• Records for this task
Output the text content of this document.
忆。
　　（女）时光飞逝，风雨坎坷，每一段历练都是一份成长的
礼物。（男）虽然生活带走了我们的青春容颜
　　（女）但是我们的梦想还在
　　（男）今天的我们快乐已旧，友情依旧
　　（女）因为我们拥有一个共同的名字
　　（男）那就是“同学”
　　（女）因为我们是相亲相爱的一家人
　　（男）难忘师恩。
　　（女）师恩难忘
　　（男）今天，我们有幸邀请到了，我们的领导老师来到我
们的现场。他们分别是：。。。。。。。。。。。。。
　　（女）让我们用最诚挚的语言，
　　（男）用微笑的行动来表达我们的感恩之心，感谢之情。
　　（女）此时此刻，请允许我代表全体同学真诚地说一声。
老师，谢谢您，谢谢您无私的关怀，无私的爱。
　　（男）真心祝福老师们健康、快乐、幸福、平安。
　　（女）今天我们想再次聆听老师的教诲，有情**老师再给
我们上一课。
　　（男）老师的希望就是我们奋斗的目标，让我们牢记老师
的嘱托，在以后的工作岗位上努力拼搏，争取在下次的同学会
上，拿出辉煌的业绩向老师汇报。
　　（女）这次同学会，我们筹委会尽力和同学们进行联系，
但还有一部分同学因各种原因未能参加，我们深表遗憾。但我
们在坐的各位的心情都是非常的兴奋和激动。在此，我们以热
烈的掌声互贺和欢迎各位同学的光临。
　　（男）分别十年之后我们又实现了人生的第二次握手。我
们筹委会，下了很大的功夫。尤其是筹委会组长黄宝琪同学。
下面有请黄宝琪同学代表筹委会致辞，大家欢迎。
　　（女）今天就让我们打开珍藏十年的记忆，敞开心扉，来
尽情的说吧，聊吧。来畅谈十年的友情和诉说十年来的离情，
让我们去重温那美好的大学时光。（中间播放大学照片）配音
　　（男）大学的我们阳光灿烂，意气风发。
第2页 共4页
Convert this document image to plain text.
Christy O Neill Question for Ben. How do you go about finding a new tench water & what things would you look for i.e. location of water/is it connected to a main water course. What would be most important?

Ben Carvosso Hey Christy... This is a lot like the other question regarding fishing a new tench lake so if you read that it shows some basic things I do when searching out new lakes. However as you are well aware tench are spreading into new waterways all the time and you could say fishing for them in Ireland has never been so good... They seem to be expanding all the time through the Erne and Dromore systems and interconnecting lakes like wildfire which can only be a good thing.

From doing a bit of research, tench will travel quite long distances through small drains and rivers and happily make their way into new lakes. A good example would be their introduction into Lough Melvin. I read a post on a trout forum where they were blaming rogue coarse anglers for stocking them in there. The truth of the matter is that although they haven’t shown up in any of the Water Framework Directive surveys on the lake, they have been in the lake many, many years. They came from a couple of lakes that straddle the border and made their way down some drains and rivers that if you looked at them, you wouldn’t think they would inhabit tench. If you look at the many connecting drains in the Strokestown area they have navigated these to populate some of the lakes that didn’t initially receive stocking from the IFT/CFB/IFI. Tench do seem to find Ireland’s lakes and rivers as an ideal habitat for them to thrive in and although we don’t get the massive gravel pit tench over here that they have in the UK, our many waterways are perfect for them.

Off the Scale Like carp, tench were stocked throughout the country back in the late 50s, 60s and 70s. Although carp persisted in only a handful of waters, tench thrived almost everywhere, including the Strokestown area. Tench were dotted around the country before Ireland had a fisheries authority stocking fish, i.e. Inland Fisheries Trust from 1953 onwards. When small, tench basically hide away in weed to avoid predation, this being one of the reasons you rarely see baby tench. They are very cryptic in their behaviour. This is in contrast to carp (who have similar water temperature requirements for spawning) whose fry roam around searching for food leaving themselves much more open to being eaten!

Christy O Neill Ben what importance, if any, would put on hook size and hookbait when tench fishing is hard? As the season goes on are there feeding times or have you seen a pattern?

• What the exercise asks
Repeat each record exactly, leaving nothing out.

• Written answer
Output the text content of this document.
忆。
　　（女）时光飞逝，风雨坎坷，每一段历练都是一份成长的
礼物。（男）虽然生活带走了我们的青春容颜
　　（女）但是我们的梦想还在
　　（男）今天的我们快乐已旧，友情依旧
　　（女）因为我们拥有一个共同的名字
　　（男）那就是“同学”
　　（女）因为我们是相亲相爱的一家人
　　（男）难忘师恩。
　　（女）师恩难忘
　　（男）今天，我们有幸邀请到了，我们的领导老师来到我
们的现场。他们分别是：。。。。。。。。。。。。。
　　（女）让我们用最诚挚的语言，
　　（男）用微笑的行动来表达我们的感恩之心，感谢之情。
　　（女）此时此刻，请允许我代表全体同学真诚地说一声。
老师，谢谢您，谢谢您无私的关怀，无私的爱。
　　（男）真心祝福老师们健康、快乐、幸福、平安。
　　（女）今天我们想再次聆听老师的教诲，有情**老师再给
我们上一课。
　　（男）老师的希望就是我们奋斗的目标，让我们牢记老师
的嘱托，在以后的工作岗位上努力拼搏，争取在下次的同学会
上，拿出辉煌的业绩向老师汇报。
　　（女）这次同学会，我们筹委会尽力和同学们进行联系，
但还有一部分同学因各种原因未能参加，我们深表遗憾。但我
们在坐的各位的心情都是非常的兴奋和激动。在此，我们以热
烈的掌声互贺和欢迎各位同学的光临。
　　（男）分别十年之后我们又实现了人生的第二次握手。我
们筹委会，下了很大的功夫。尤其是筹委会组长黄宝琪同学。
下面有请黄宝琪同学代表筹委会致辞，大家欢迎。
　　（女）今天就让我们打开珍藏十年的记忆，敞开心扉，来
尽情的说吧，聊吧。来畅谈十年的友情和诉说十年来的离情，
让我们去重温那美好的大学时光。（中间播放大学照片）配音
　　（男）大学的我们阳光灿烂，意气风发。
第2页 共4页
Convert this document image to plain text.
Christy O Neill Question for Ben. How do you go about finding a new tench water & what things would you look for i.e. location of water/is it connected to a main water course. What would be most important?

Ben Carvosso Hey Christy... This is a lot like the other question regarding fishing a new tench lake so if you read that it shows some basic things I do when searching out new lakes. However as you are well aware tench are spreading into new waterways all the time and you could say fishing for them in Ireland has never been so good... They seem to be expanding all the time through the Erne and Dromore systems and interconnecting lakes like wildfire which can only be a good thing.

From doing a bit of research, tench will travel quite long distances through small drains and rivers and happily make their way into new lakes. A good example would be their introduction into Lough Melvin. I read a post on a trout forum where they were blaming rogue coarse anglers for stocking them in there. The truth of the matter is that although they haven’t shown up in any of the Water Framework Directive surveys on the lake, they have been in the lake many, many years. They came from a couple of lakes that straddle the border and made their way down some drains and rivers that if you looked at them, you wouldn’t think they would inhabit tench. If you look at the many connecting drains in the Strokestown area they have navigated these to populate some of the lakes that didn’t initially receive stocking from the IFT/CFB/IFI. Tench do seem to find Ireland’s lakes and rivers as an ideal habitat for them to thrive in and although we don’t get the massive gravel pit tench over here that they have in the UK, our many waterways are perfect for them.

Off the Scale Like carp, tench were stocked throughout the country back in the late 50s, 60s and 70s. Although carp persisted in only a handful of waters, tench thrived almost everywhere, including the Strokestown area. Tench were dotted around the country before Ireland had a fisheries authority stocking fish, i.e. Inland Fisheries Trust from 1953 onwards. When small, tench basically hide away in weed to avoid predation, this being one of the reasons you rarely see baby tench. They are very cryptic in their behaviour. This is in contrast to carp (who have similar water temperature requirements for spawning) whose fry roam around searching for food leaving themselves much more open to being eaten!

Christy O Neill Ben what importance, if any, would put on hook size and hookbait when tench fishing is hard? As the season goes on are there feeding times or have you seen a pattern?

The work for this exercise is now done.